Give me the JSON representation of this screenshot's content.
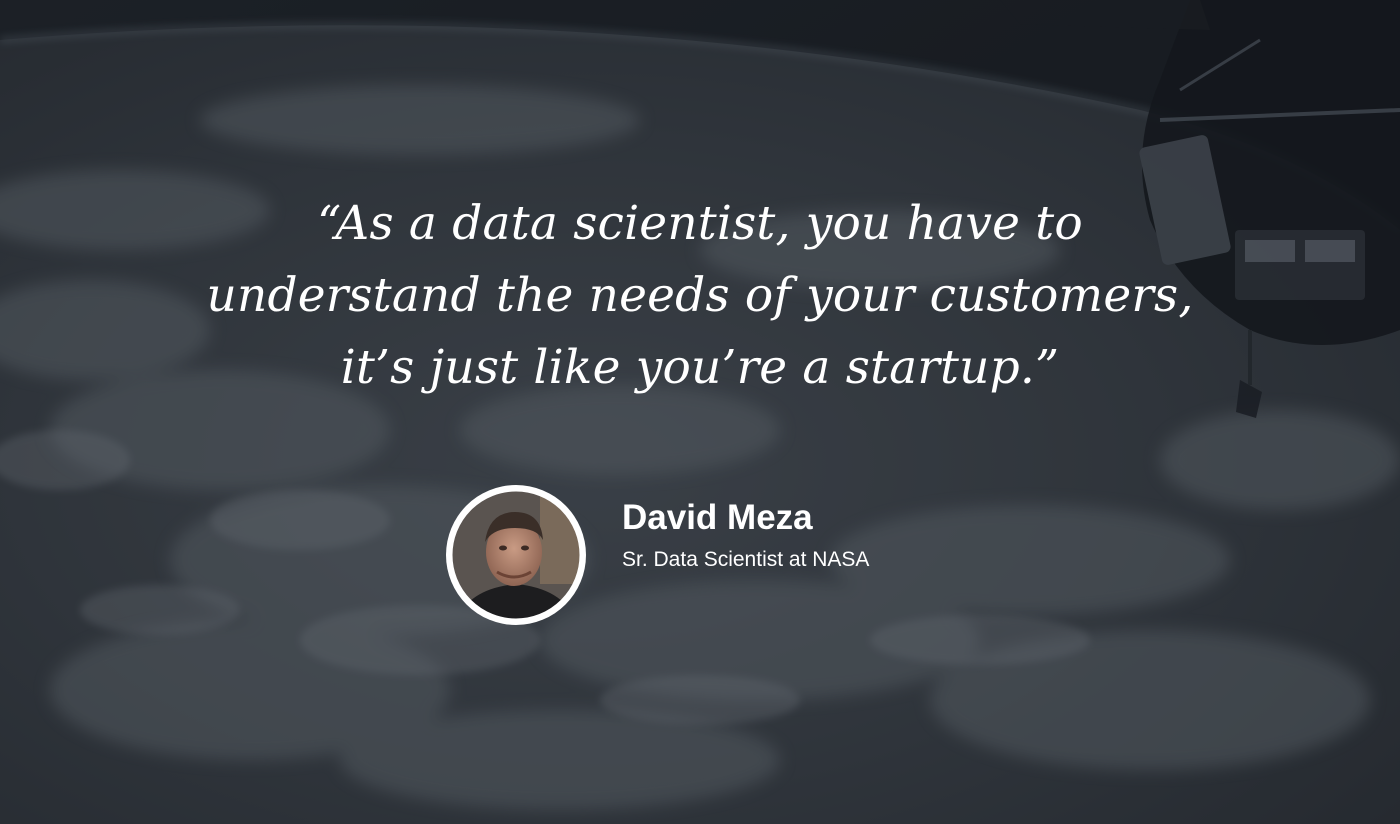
{
  "quote": {
    "lines": [
      "“As a data scientist, you have to",
      "understand the needs of your customers,",
      "it’s just like you’re a startup.”"
    ]
  },
  "speaker": {
    "name": "David Meza",
    "title": "Sr. Data Scientist at NASA"
  },
  "colors": {
    "background": "#2a2e33",
    "text": "#ffffff",
    "avatar_ring": "#ffffff"
  },
  "icons": {
    "satellite": "space-station-illustration",
    "avatar": "portrait-photo"
  }
}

▸ Exercise requirements: Each record above is to be restated exactly, with its pictures removed from the copy.

▸ Exercise answer:
Give me the JSON representation of this screenshot's content.
{
  "quote": {
    "lines": [
      "“As a data scientist, you have to",
      "understand the needs of your customers,",
      "it’s just like you’re a startup.”"
    ]
  },
  "speaker": {
    "name": "David Meza",
    "title": "Sr. Data Scientist at NASA"
  },
  "colors": {
    "background": "#2a2e33",
    "text": "#ffffff",
    "avatar_ring": "#ffffff"
  },
  "icons": {
    "satellite": "space-station-illustration",
    "avatar": "portrait-photo"
  }
}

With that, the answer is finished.